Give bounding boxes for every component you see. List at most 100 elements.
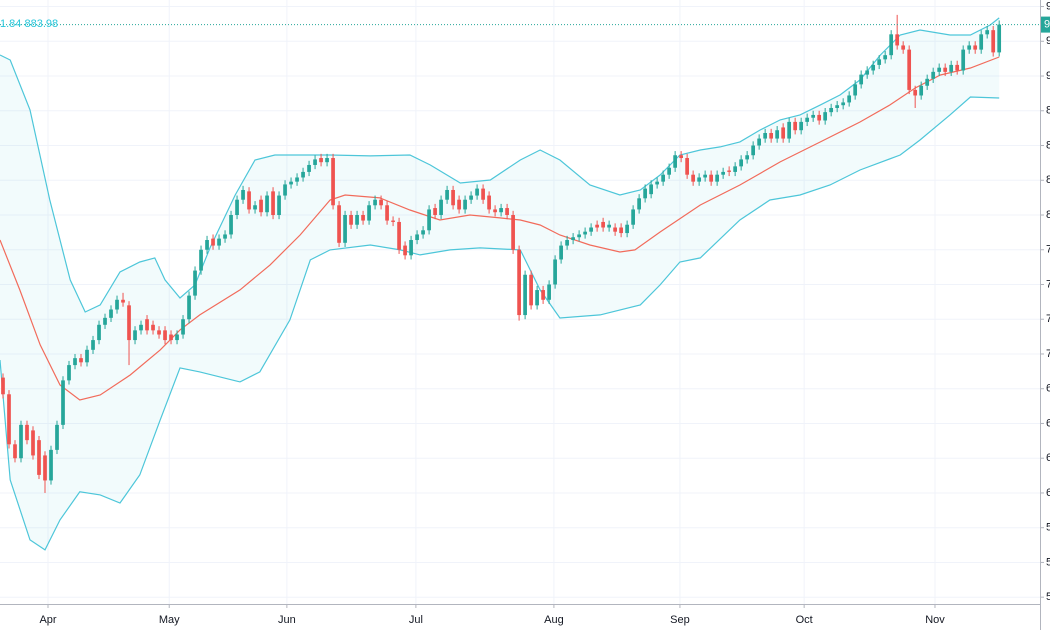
candle	[685, 153, 689, 179]
candle	[247, 187, 251, 214]
candle	[493, 205, 497, 217]
candle	[667, 163, 671, 179]
candle-body	[751, 145, 756, 156]
candle-body	[877, 59, 882, 65]
candle	[475, 184, 479, 200]
candle-body	[919, 85, 924, 96]
candle-body	[385, 205, 389, 221]
candle-body	[331, 158, 335, 206]
candle	[559, 241, 563, 264]
candle	[169, 330, 173, 345]
candle-body	[49, 449, 53, 481]
candle	[427, 205, 431, 235]
candle-body	[553, 259, 557, 285]
candle-body	[793, 121, 798, 131]
y-tick-label: 950	[1046, 0, 1050, 12]
candle	[523, 270, 527, 320]
candle-body	[853, 84, 858, 96]
candle	[733, 162, 738, 177]
candle-body	[529, 274, 533, 306]
candle	[211, 234, 215, 250]
candle-body	[115, 299, 119, 310]
candle	[343, 210, 347, 247]
candle	[223, 230, 227, 243]
candle	[877, 55, 882, 70]
candle	[415, 230, 419, 245]
candle-body	[955, 64, 960, 71]
candle	[43, 451, 47, 493]
candle-body	[889, 34, 894, 56]
candle	[121, 292, 125, 307]
candle	[187, 291, 191, 324]
candle	[763, 128, 768, 143]
candle	[7, 390, 11, 449]
x-tick-label: Jul	[409, 614, 423, 626]
candle	[727, 166, 732, 177]
candle-body	[433, 208, 437, 215]
candle	[805, 113, 810, 127]
candle-body	[937, 67, 942, 72]
candle	[565, 235, 569, 250]
candle-body	[805, 117, 810, 122]
candle	[799, 117, 804, 135]
candle	[97, 320, 101, 345]
candle	[547, 280, 551, 304]
candle-body	[691, 174, 695, 182]
band-line	[0, 96, 1000, 551]
candle	[19, 420, 23, 463]
candle-body	[295, 177, 299, 182]
candle-body	[643, 188, 647, 199]
candle	[1, 373, 5, 399]
candle-body	[685, 158, 689, 175]
candle-body	[265, 195, 269, 213]
candle	[691, 170, 695, 186]
candle	[751, 141, 756, 160]
y-tick-label: 725	[1046, 313, 1050, 325]
candle-body	[571, 237, 575, 241]
candle	[301, 167, 305, 182]
candle	[241, 185, 245, 204]
candle-body	[979, 34, 984, 50]
candle-body	[55, 424, 59, 450]
candle	[577, 230, 581, 242]
candle-body	[493, 209, 497, 213]
candle-body	[145, 319, 149, 331]
candle-body	[469, 195, 473, 200]
candle-body	[895, 34, 900, 46]
candle-body	[277, 195, 281, 215]
candle	[499, 203, 503, 217]
candle	[943, 63, 948, 77]
candle-body	[547, 284, 551, 300]
candle	[895, 14, 900, 50]
candle-body	[595, 224, 599, 228]
candle	[115, 295, 119, 314]
candle	[355, 210, 359, 229]
candle	[829, 103, 834, 117]
candle-body	[325, 158, 329, 163]
candle-body	[907, 49, 912, 90]
candle-body	[589, 227, 593, 232]
candle	[715, 170, 719, 186]
candle-body	[757, 138, 762, 146]
candle	[463, 195, 467, 214]
x-tick-label: Aug	[544, 614, 564, 626]
candle-body	[703, 174, 707, 178]
candle	[931, 67, 936, 83]
band-fill	[0, 17, 1000, 550]
candle-body	[61, 380, 65, 425]
y-tick-label: 650	[1046, 417, 1050, 429]
candle	[871, 60, 876, 75]
candle	[859, 70, 864, 89]
y-tick-label: 850	[1046, 139, 1050, 151]
candle	[451, 185, 455, 210]
candle	[823, 107, 828, 125]
candle	[85, 345, 89, 367]
candle	[367, 201, 371, 225]
candle	[457, 195, 461, 214]
candle-body	[457, 199, 461, 210]
y-tick-label: 825	[1046, 174, 1050, 186]
candle	[109, 305, 113, 323]
candle-body	[841, 102, 846, 106]
candle	[631, 205, 635, 229]
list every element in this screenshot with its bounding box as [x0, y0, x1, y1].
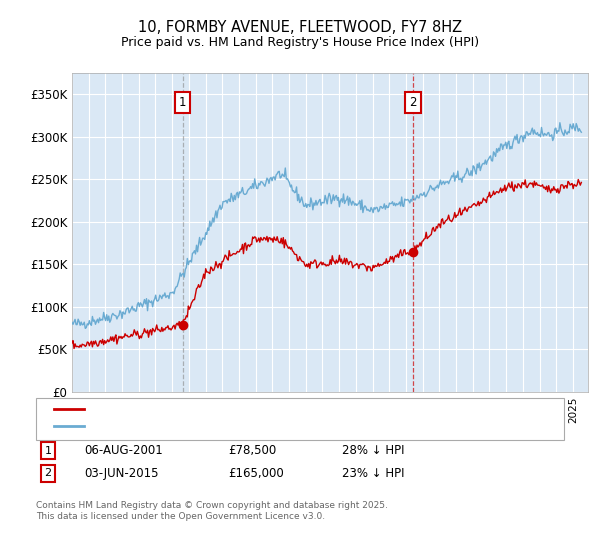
Text: 28% ↓ HPI: 28% ↓ HPI: [342, 444, 404, 458]
Text: Contains HM Land Registry data © Crown copyright and database right 2025.
This d: Contains HM Land Registry data © Crown c…: [36, 501, 388, 521]
Text: 23% ↓ HPI: 23% ↓ HPI: [342, 466, 404, 480]
Text: HPI: Average price, detached house, Wyre: HPI: Average price, detached house, Wyre: [90, 421, 325, 431]
Text: £165,000: £165,000: [228, 466, 284, 480]
Text: 2: 2: [409, 96, 417, 109]
Text: 10, FORMBY AVENUE, FLEETWOOD, FY7 8HZ (detached house): 10, FORMBY AVENUE, FLEETWOOD, FY7 8HZ (d…: [90, 404, 439, 414]
Text: 1: 1: [44, 446, 52, 456]
Text: 06-AUG-2001: 06-AUG-2001: [84, 444, 163, 458]
Text: 2: 2: [44, 468, 52, 478]
Text: £78,500: £78,500: [228, 444, 276, 458]
Text: 1: 1: [179, 96, 186, 109]
Text: 03-JUN-2015: 03-JUN-2015: [84, 466, 158, 480]
Text: 10, FORMBY AVENUE, FLEETWOOD, FY7 8HZ: 10, FORMBY AVENUE, FLEETWOOD, FY7 8HZ: [138, 20, 462, 35]
Text: Price paid vs. HM Land Registry's House Price Index (HPI): Price paid vs. HM Land Registry's House …: [121, 36, 479, 49]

○ ○ ○

# [SHORT PROBLEM]
Quote every line of the records above word for word, leaving out the pictures.

# [CORRECT ANSWER]
Give bounding boxes for every component you see. List at most 100 elements.
candle	[685, 153, 689, 179]
candle	[247, 187, 251, 214]
candle	[493, 205, 497, 217]
candle	[667, 163, 671, 179]
candle-body	[751, 145, 756, 156]
candle-body	[877, 59, 882, 65]
candle	[475, 184, 479, 200]
candle-body	[919, 85, 924, 96]
candle-body	[385, 205, 389, 221]
candle-body	[331, 158, 335, 206]
candle	[559, 241, 563, 264]
candle	[169, 330, 173, 345]
candle-body	[49, 449, 53, 481]
candle	[427, 205, 431, 235]
candle-body	[553, 259, 557, 285]
candle-body	[793, 121, 798, 131]
y-tick-label: 950	[1046, 0, 1050, 12]
candle	[523, 270, 527, 320]
candle-body	[853, 84, 858, 96]
candle	[733, 162, 738, 177]
candle-body	[529, 274, 533, 306]
candle	[211, 234, 215, 250]
candle-body	[115, 299, 119, 310]
candle	[343, 210, 347, 247]
candle	[223, 230, 227, 243]
candle	[877, 55, 882, 70]
candle	[415, 230, 419, 245]
candle-body	[955, 64, 960, 71]
candle	[43, 451, 47, 493]
candle-body	[889, 34, 894, 56]
candle	[121, 292, 125, 307]
candle	[187, 291, 191, 324]
candle	[763, 128, 768, 143]
candle	[7, 390, 11, 449]
x-tick-label: Jul	[409, 614, 423, 626]
candle	[727, 166, 732, 177]
candle-body	[433, 208, 437, 215]
candle	[805, 113, 810, 127]
candle-body	[937, 67, 942, 72]
candle	[565, 235, 569, 250]
candle-body	[805, 117, 810, 122]
candle	[799, 117, 804, 135]
candle	[97, 320, 101, 345]
candle	[547, 280, 551, 304]
candle-body	[691, 174, 695, 182]
band-line	[0, 96, 1000, 551]
candle	[19, 420, 23, 463]
candle-body	[295, 177, 299, 182]
candle-body	[643, 188, 647, 199]
candle	[1, 373, 5, 399]
candle-body	[685, 158, 689, 175]
candle-body	[265, 195, 269, 213]
candle	[691, 170, 695, 186]
candle	[751, 141, 756, 160]
y-tick-label: 725	[1046, 313, 1050, 325]
candle-body	[571, 237, 575, 241]
candle	[301, 167, 305, 182]
candle	[241, 185, 245, 204]
candle-body	[979, 34, 984, 50]
candle-body	[55, 424, 59, 450]
candle	[577, 230, 581, 242]
candle-body	[493, 209, 497, 213]
candle-body	[145, 319, 149, 331]
candle-body	[469, 195, 473, 200]
candle-body	[895, 34, 900, 46]
candle-body	[277, 195, 281, 215]
candle	[499, 203, 503, 217]
candle	[943, 63, 948, 77]
candle-body	[547, 284, 551, 300]
candle	[895, 14, 900, 50]
candle-body	[595, 224, 599, 228]
candle	[115, 295, 119, 314]
candle	[355, 210, 359, 229]
candle	[829, 103, 834, 117]
candle-body	[325, 158, 329, 163]
candle-body	[907, 49, 912, 90]
candle-body	[589, 227, 593, 232]
candle	[715, 170, 719, 186]
candle-body	[757, 138, 762, 146]
candle	[463, 195, 467, 214]
x-tick-label: Aug	[544, 614, 564, 626]
candle-body	[703, 174, 707, 178]
candle	[931, 67, 936, 83]
band-fill	[0, 17, 1000, 550]
candle-body	[61, 380, 65, 425]
y-tick-label: 650	[1046, 417, 1050, 429]
candle	[871, 60, 876, 75]
candle	[859, 70, 864, 89]
y-tick-label: 850	[1046, 139, 1050, 151]
candle	[451, 185, 455, 210]
candle	[823, 107, 828, 125]
candle	[85, 345, 89, 367]
candle	[367, 201, 371, 225]
candle	[457, 195, 461, 214]
candle-body	[457, 199, 461, 210]
y-tick-label: 825	[1046, 174, 1050, 186]
candle	[109, 305, 113, 323]
candle-body	[841, 102, 846, 106]
candle	[631, 205, 635, 229]
list every element in this screenshot with its bounding box as [x0, y0, x1, y1].
Text: 28% ↓ HPI: 28% ↓ HPI: [342, 444, 404, 458]
Text: Contains HM Land Registry data © Crown copyright and database right 2025.
This d: Contains HM Land Registry data © Crown c…: [36, 501, 388, 521]
Text: 23% ↓ HPI: 23% ↓ HPI: [342, 466, 404, 480]
Text: HPI: Average price, detached house, Wyre: HPI: Average price, detached house, Wyre: [90, 421, 325, 431]
Text: £165,000: £165,000: [228, 466, 284, 480]
Text: 2: 2: [409, 96, 417, 109]
Text: 10, FORMBY AVENUE, FLEETWOOD, FY7 8HZ (detached house): 10, FORMBY AVENUE, FLEETWOOD, FY7 8HZ (d…: [90, 404, 439, 414]
Text: 1: 1: [44, 446, 52, 456]
Text: 06-AUG-2001: 06-AUG-2001: [84, 444, 163, 458]
Text: 2: 2: [44, 468, 52, 478]
Text: £78,500: £78,500: [228, 444, 276, 458]
Text: 1: 1: [179, 96, 186, 109]
Text: 03-JUN-2015: 03-JUN-2015: [84, 466, 158, 480]
Text: 10, FORMBY AVENUE, FLEETWOOD, FY7 8HZ: 10, FORMBY AVENUE, FLEETWOOD, FY7 8HZ: [138, 20, 462, 35]
Text: Price paid vs. HM Land Registry's House Price Index (HPI): Price paid vs. HM Land Registry's House …: [121, 36, 479, 49]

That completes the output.